Dataset records:
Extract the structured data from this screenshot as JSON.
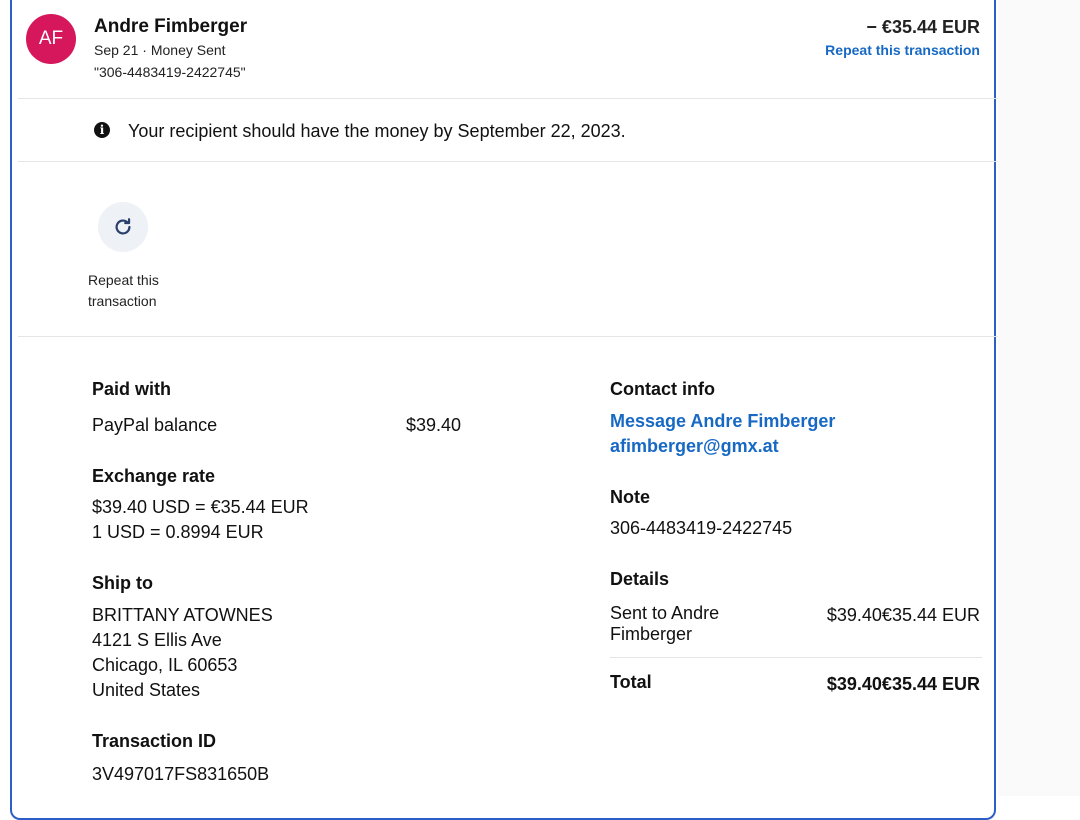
{
  "header": {
    "avatar_initials": "AF",
    "avatar_color": "#d6175c",
    "name": "Andre Fimberger",
    "date": "Sep 21",
    "type": "Money Sent",
    "reference": "\"306-4483419-2422745\"",
    "amount": "− €35.44 EUR",
    "repeat_link": "Repeat this transaction"
  },
  "notice": {
    "icon": "info-icon",
    "text": "Your recipient should have the money by September 22, 2023."
  },
  "actions": {
    "repeat_icon": "refresh-icon",
    "repeat_line1": "Repeat this",
    "repeat_line2": "transaction"
  },
  "paid_with": {
    "heading": "Paid with",
    "method": "PayPal balance",
    "amount": "$39.40"
  },
  "exchange": {
    "heading": "Exchange rate",
    "line1": "$39.40 USD = €35.44 EUR",
    "line2": "1 USD = 0.8994 EUR"
  },
  "ship_to": {
    "heading": "Ship to",
    "name": "BRITTANY ATOWNES",
    "street": "4121 S Ellis Ave",
    "city": "Chicago, IL 60653",
    "country": "United States"
  },
  "transaction": {
    "heading": "Transaction ID",
    "id": "3V497017FS831650B"
  },
  "contact": {
    "heading": "Contact info",
    "message_link": "Message Andre Fimberger",
    "email": "afimberger@gmx.at"
  },
  "note": {
    "heading": "Note",
    "text": "306-4483419-2422745"
  },
  "details": {
    "heading": "Details",
    "sent_to_line1": "Sent to Andre",
    "sent_to_line2": "Fimberger",
    "sent_amount": "$39.40€35.44 EUR",
    "total_label": "Total",
    "total_amount": "$39.40€35.44 EUR"
  },
  "colors": {
    "accent": "#1769c4",
    "border": "#2b5fc7"
  }
}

§ **EXERCISE**
Repeat the listing in full and exactly. Leave any pictures out.

§ **IN RESPONSE**
Extract the structured data from this screenshot as JSON.
{
  "header": {
    "avatar_initials": "AF",
    "avatar_color": "#d6175c",
    "name": "Andre Fimberger",
    "date": "Sep 21",
    "type": "Money Sent",
    "reference": "\"306-4483419-2422745\"",
    "amount": "− €35.44 EUR",
    "repeat_link": "Repeat this transaction"
  },
  "notice": {
    "icon": "info-icon",
    "text": "Your recipient should have the money by September 22, 2023."
  },
  "actions": {
    "repeat_icon": "refresh-icon",
    "repeat_line1": "Repeat this",
    "repeat_line2": "transaction"
  },
  "paid_with": {
    "heading": "Paid with",
    "method": "PayPal balance",
    "amount": "$39.40"
  },
  "exchange": {
    "heading": "Exchange rate",
    "line1": "$39.40 USD = €35.44 EUR",
    "line2": "1 USD = 0.8994 EUR"
  },
  "ship_to": {
    "heading": "Ship to",
    "name": "BRITTANY ATOWNES",
    "street": "4121 S Ellis Ave",
    "city": "Chicago, IL 60653",
    "country": "United States"
  },
  "transaction": {
    "heading": "Transaction ID",
    "id": "3V497017FS831650B"
  },
  "contact": {
    "heading": "Contact info",
    "message_link": "Message Andre Fimberger",
    "email": "afimberger@gmx.at"
  },
  "note": {
    "heading": "Note",
    "text": "306-4483419-2422745"
  },
  "details": {
    "heading": "Details",
    "sent_to_line1": "Sent to Andre",
    "sent_to_line2": "Fimberger",
    "sent_amount": "$39.40€35.44 EUR",
    "total_label": "Total",
    "total_amount": "$39.40€35.44 EUR"
  },
  "colors": {
    "accent": "#1769c4",
    "border": "#2b5fc7"
  }
}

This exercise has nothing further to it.